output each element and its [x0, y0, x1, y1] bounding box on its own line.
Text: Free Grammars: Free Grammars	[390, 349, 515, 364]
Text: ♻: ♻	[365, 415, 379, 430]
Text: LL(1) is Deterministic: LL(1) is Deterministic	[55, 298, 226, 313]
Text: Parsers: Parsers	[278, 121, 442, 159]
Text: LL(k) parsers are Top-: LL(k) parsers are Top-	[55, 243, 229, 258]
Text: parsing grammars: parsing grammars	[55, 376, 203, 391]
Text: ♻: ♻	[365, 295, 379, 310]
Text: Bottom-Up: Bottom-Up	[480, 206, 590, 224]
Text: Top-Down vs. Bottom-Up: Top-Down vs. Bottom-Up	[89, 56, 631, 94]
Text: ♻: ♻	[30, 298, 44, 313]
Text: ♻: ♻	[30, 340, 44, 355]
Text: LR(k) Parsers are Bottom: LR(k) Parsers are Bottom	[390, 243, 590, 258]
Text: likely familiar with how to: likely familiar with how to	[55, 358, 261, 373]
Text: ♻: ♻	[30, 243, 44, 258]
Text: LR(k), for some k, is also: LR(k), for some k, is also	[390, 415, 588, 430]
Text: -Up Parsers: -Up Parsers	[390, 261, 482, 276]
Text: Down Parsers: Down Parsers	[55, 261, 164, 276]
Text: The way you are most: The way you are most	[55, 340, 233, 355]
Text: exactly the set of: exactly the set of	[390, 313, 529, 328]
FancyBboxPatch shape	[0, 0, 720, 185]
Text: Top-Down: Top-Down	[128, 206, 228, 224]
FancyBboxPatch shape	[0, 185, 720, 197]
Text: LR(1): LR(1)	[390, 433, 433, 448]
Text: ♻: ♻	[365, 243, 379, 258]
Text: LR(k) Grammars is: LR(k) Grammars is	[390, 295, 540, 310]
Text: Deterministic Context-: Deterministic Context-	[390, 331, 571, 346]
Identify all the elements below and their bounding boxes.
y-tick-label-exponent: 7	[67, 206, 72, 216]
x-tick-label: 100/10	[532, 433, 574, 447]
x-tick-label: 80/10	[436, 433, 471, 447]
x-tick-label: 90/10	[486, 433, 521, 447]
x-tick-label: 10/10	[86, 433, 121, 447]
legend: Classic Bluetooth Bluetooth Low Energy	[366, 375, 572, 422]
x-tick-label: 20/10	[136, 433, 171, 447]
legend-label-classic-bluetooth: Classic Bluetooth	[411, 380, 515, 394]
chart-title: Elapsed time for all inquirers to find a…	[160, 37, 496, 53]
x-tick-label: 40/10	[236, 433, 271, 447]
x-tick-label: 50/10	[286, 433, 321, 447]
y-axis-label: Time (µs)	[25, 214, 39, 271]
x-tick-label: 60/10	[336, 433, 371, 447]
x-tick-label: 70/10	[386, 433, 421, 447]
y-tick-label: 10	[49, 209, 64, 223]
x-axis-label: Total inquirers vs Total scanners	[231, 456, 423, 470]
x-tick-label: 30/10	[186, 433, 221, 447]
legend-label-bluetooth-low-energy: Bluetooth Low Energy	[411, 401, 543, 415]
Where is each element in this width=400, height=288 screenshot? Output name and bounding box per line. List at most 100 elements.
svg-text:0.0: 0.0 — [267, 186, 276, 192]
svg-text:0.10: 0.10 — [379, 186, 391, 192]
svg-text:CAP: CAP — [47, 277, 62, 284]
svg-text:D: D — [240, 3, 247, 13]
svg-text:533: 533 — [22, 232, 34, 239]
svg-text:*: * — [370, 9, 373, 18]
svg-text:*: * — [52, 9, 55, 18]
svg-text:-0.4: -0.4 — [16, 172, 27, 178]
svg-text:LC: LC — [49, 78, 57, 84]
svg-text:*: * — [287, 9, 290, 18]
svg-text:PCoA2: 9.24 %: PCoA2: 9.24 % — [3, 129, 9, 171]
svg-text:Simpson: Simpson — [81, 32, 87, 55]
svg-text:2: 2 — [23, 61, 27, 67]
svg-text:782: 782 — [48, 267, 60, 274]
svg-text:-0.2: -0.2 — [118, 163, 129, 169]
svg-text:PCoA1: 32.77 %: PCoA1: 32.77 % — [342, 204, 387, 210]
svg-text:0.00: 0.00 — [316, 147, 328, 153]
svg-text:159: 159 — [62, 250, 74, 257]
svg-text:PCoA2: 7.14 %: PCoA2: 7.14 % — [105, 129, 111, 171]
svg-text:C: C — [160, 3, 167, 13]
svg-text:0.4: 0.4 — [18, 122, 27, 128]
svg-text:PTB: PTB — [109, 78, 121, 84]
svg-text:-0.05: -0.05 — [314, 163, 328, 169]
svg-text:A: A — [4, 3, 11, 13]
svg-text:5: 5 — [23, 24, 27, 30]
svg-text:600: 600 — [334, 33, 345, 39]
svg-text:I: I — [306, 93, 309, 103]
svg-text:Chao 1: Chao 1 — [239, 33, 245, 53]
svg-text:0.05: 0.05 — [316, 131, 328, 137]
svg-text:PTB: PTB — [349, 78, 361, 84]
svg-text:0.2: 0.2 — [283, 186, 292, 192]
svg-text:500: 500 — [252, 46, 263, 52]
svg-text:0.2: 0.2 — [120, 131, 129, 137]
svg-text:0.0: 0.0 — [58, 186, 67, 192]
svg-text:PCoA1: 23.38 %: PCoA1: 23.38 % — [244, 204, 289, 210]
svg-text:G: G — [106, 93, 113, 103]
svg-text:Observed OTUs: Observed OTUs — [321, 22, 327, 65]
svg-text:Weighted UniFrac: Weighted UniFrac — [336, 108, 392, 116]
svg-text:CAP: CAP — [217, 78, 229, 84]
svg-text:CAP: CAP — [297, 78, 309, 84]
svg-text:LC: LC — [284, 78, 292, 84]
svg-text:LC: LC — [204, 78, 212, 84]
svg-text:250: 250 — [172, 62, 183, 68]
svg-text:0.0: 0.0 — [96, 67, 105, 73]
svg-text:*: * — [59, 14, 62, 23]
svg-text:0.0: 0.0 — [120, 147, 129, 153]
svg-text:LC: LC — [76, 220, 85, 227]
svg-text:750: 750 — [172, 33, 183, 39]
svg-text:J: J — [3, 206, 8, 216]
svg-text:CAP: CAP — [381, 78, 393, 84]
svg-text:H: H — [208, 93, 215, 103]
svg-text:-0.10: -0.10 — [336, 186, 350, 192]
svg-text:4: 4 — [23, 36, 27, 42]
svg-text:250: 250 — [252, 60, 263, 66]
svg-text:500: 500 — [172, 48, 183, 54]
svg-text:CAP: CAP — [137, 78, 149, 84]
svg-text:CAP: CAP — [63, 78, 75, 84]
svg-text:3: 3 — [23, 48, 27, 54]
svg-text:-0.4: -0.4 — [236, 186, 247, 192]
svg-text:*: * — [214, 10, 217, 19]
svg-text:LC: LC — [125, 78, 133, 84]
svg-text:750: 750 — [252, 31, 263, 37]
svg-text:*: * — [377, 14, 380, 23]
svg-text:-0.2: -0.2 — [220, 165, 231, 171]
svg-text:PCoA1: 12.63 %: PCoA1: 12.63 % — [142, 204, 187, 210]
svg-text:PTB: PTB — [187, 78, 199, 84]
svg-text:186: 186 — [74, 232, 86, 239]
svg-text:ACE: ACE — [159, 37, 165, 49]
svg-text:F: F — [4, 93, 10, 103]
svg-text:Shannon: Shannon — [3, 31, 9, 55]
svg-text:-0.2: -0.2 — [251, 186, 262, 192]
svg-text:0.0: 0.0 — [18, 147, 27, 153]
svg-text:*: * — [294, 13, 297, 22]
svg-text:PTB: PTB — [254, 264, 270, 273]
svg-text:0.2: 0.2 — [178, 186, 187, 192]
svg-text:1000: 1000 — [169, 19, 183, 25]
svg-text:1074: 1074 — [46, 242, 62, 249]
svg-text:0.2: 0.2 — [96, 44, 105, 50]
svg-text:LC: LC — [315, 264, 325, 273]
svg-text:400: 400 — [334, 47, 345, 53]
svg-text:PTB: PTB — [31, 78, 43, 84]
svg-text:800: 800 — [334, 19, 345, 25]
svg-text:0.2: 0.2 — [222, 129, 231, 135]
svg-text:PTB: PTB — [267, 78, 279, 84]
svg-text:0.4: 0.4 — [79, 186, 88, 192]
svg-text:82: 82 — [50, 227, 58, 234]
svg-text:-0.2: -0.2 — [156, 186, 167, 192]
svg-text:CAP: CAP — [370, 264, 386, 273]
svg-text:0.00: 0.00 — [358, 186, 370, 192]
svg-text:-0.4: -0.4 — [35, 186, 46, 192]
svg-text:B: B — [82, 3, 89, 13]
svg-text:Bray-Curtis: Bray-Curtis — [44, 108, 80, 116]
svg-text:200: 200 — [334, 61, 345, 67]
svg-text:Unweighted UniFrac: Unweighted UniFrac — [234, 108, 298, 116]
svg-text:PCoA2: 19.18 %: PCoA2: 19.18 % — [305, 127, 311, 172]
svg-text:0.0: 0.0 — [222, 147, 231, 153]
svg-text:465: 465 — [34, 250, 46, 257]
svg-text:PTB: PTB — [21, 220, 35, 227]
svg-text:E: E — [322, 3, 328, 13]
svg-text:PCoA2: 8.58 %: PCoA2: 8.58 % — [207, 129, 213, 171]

Problem to solve: Arrange the stretch of data from its first line through the line containing "433, 321, 447]" as a numbered list, leaving out any blank lines.

Result for this task:
1. output each element and its [x0, y0, x1, y1] bounding box on its own line.
2. Text: Free Grammars: Free Grammars	[390, 349, 515, 364]
3. Text: ♻: ♻	[365, 415, 379, 430]
4. Text: LL(1) is Deterministic: LL(1) is Deterministic	[55, 298, 226, 313]
5. Text: Parsers: Parsers	[278, 121, 442, 159]
6. Text: LL(k) parsers are Top-: LL(k) parsers are Top-	[55, 243, 229, 258]
7. Text: parsing grammars: parsing grammars	[55, 376, 203, 391]
8. Text: ♻: ♻	[365, 295, 379, 310]
9. Text: Bottom-Up: Bottom-Up	[480, 206, 590, 224]
10. Text: Top-Down vs. Bottom-Up: Top-Down vs. Bottom-Up	[89, 56, 631, 94]
11. Text: ♻: ♻	[30, 298, 44, 313]
12. Text: ♻: ♻	[30, 340, 44, 355]
13. Text: LR(k) Parsers are Bottom: LR(k) Parsers are Bottom	[390, 243, 590, 258]
14. Text: likely familiar with how to: likely familiar with how to	[55, 358, 261, 373]
15. Text: ♻: ♻	[30, 243, 44, 258]
16. Text: LR(k), for some k, is also: LR(k), for some k, is also	[390, 415, 588, 430]
17. Text: -Up Parsers: -Up Parsers	[390, 261, 482, 276]
18. Text: Down Parsers: Down Parsers	[55, 261, 164, 276]
19. Text: The way you are most: The way you are most	[55, 340, 233, 355]
20. Text: exactly the set of: exactly the set of	[390, 313, 529, 328]
21. FancyBboxPatch shape	[0, 0, 720, 185]
22. Text: Top-Down: Top-Down	[128, 206, 228, 224]
23. FancyBboxPatch shape	[0, 185, 720, 197]
24. Text: LR(1): LR(1)	[390, 433, 433, 448]
25. Text: ♻: ♻	[365, 243, 379, 258]
26. Text: LR(k) Grammars is: LR(k) Grammars is	[390, 295, 540, 310]
27. Text: Deterministic Context-: Deterministic Context-	[390, 331, 571, 346]
28. Identify all the elements below and their bounding boxes.
29. y-tick-label-exponent: 7	[67, 206, 72, 216]
30. x-tick-label: 100/10	[532, 433, 574, 447]
31. x-tick-label: 80/10	[436, 433, 471, 447]
32. x-tick-label: 90/10	[486, 433, 521, 447]
33. x-tick-label: 10/10	[86, 433, 121, 447]
34. legend: Classic Bluetooth Bluetooth Low Energy	[366, 375, 572, 422]
35. x-tick-label: 20/10	[136, 433, 171, 447]
36. legend-label-classic-bluetooth: Classic Bluetooth	[411, 380, 515, 394]
37. chart-title: Elapsed time for all inquirers to find a…	[160, 37, 496, 53]
38. x-tick-label: 40/10	[236, 433, 271, 447]
39. x-tick-label: 50/10	[286, 433, 321, 447]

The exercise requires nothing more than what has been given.